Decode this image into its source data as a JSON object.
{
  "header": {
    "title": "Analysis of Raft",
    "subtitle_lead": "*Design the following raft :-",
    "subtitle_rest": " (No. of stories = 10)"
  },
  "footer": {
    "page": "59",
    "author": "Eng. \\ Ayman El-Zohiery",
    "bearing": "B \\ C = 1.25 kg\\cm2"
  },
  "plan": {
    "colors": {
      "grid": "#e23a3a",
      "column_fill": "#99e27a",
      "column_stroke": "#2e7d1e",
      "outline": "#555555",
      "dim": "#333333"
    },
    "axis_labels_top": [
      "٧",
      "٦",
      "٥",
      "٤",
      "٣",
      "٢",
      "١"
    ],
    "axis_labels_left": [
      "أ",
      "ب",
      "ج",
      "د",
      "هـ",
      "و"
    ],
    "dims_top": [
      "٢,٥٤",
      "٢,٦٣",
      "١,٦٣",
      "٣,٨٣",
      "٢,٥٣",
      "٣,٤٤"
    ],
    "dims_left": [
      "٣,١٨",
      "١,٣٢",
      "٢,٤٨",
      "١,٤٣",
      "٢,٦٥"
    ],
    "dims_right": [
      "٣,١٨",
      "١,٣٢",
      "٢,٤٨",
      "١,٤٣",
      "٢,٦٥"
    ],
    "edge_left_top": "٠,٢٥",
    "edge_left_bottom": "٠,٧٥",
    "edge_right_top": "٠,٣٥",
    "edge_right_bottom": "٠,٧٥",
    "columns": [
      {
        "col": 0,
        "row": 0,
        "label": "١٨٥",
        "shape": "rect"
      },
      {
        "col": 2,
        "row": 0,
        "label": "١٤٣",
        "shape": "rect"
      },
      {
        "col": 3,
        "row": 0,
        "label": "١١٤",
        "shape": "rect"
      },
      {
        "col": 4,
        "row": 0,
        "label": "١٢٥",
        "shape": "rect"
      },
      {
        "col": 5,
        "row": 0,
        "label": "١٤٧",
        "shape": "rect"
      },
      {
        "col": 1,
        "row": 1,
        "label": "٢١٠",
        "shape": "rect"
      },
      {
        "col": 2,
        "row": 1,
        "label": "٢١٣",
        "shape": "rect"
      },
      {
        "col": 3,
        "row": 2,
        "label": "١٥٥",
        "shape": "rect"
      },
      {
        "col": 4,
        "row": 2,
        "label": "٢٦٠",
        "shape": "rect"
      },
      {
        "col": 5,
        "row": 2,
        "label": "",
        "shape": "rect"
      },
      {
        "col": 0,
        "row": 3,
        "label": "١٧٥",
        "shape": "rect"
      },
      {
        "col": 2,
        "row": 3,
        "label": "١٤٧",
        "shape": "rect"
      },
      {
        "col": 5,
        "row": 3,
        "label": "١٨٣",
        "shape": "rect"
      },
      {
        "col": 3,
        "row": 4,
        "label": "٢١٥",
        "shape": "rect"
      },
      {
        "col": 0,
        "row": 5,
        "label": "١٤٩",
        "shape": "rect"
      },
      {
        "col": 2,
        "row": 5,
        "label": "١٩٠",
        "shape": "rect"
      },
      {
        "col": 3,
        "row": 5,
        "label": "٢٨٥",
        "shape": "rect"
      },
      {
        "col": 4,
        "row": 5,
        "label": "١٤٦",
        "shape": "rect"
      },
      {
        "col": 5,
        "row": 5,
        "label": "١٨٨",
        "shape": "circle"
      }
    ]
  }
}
---*---
#### [Given exercise]
Write down the full listing again, exactly.

#### [Task output]
Decode this image into its source data as a JSON object.
{
  "header": {
    "title": "Analysis of Raft",
    "subtitle_lead": "*Design the following raft :-",
    "subtitle_rest": " (No. of stories = 10)"
  },
  "footer": {
    "page": "59",
    "author": "Eng. \\ Ayman El-Zohiery",
    "bearing": "B \\ C = 1.25 kg\\cm2"
  },
  "plan": {
    "colors": {
      "grid": "#e23a3a",
      "column_fill": "#99e27a",
      "column_stroke": "#2e7d1e",
      "outline": "#555555",
      "dim": "#333333"
    },
    "axis_labels_top": [
      "٧",
      "٦",
      "٥",
      "٤",
      "٣",
      "٢",
      "١"
    ],
    "axis_labels_left": [
      "أ",
      "ب",
      "ج",
      "د",
      "هـ",
      "و"
    ],
    "dims_top": [
      "٢,٥٤",
      "٢,٦٣",
      "١,٦٣",
      "٣,٨٣",
      "٢,٥٣",
      "٣,٤٤"
    ],
    "dims_left": [
      "٣,١٨",
      "١,٣٢",
      "٢,٤٨",
      "١,٤٣",
      "٢,٦٥"
    ],
    "dims_right": [
      "٣,١٨",
      "١,٣٢",
      "٢,٤٨",
      "١,٤٣",
      "٢,٦٥"
    ],
    "edge_left_top": "٠,٢٥",
    "edge_left_bottom": "٠,٧٥",
    "edge_right_top": "٠,٣٥",
    "edge_right_bottom": "٠,٧٥",
    "columns": [
      {
        "col": 0,
        "row": 0,
        "label": "١٨٥",
        "shape": "rect"
      },
      {
        "col": 2,
        "row": 0,
        "label": "١٤٣",
        "shape": "rect"
      },
      {
        "col": 3,
        "row": 0,
        "label": "١١٤",
        "shape": "rect"
      },
      {
        "col": 4,
        "row": 0,
        "label": "١٢٥",
        "shape": "rect"
      },
      {
        "col": 5,
        "row": 0,
        "label": "١٤٧",
        "shape": "rect"
      },
      {
        "col": 1,
        "row": 1,
        "label": "٢١٠",
        "shape": "rect"
      },
      {
        "col": 2,
        "row": 1,
        "label": "٢١٣",
        "shape": "rect"
      },
      {
        "col": 3,
        "row": 2,
        "label": "١٥٥",
        "shape": "rect"
      },
      {
        "col": 4,
        "row": 2,
        "label": "٢٦٠",
        "shape": "rect"
      },
      {
        "col": 5,
        "row": 2,
        "label": "",
        "shape": "rect"
      },
      {
        "col": 0,
        "row": 3,
        "label": "١٧٥",
        "shape": "rect"
      },
      {
        "col": 2,
        "row": 3,
        "label": "١٤٧",
        "shape": "rect"
      },
      {
        "col": 5,
        "row": 3,
        "label": "١٨٣",
        "shape": "rect"
      },
      {
        "col": 3,
        "row": 4,
        "label": "٢١٥",
        "shape": "rect"
      },
      {
        "col": 0,
        "row": 5,
        "label": "١٤٩",
        "shape": "rect"
      },
      {
        "col": 2,
        "row": 5,
        "label": "١٩٠",
        "shape": "rect"
      },
      {
        "col": 3,
        "row": 5,
        "label": "٢٨٥",
        "shape": "rect"
      },
      {
        "col": 4,
        "row": 5,
        "label": "١٤٦",
        "shape": "rect"
      },
      {
        "col": 5,
        "row": 5,
        "label": "١٨٨",
        "shape": "circle"
      }
    ]
  }
}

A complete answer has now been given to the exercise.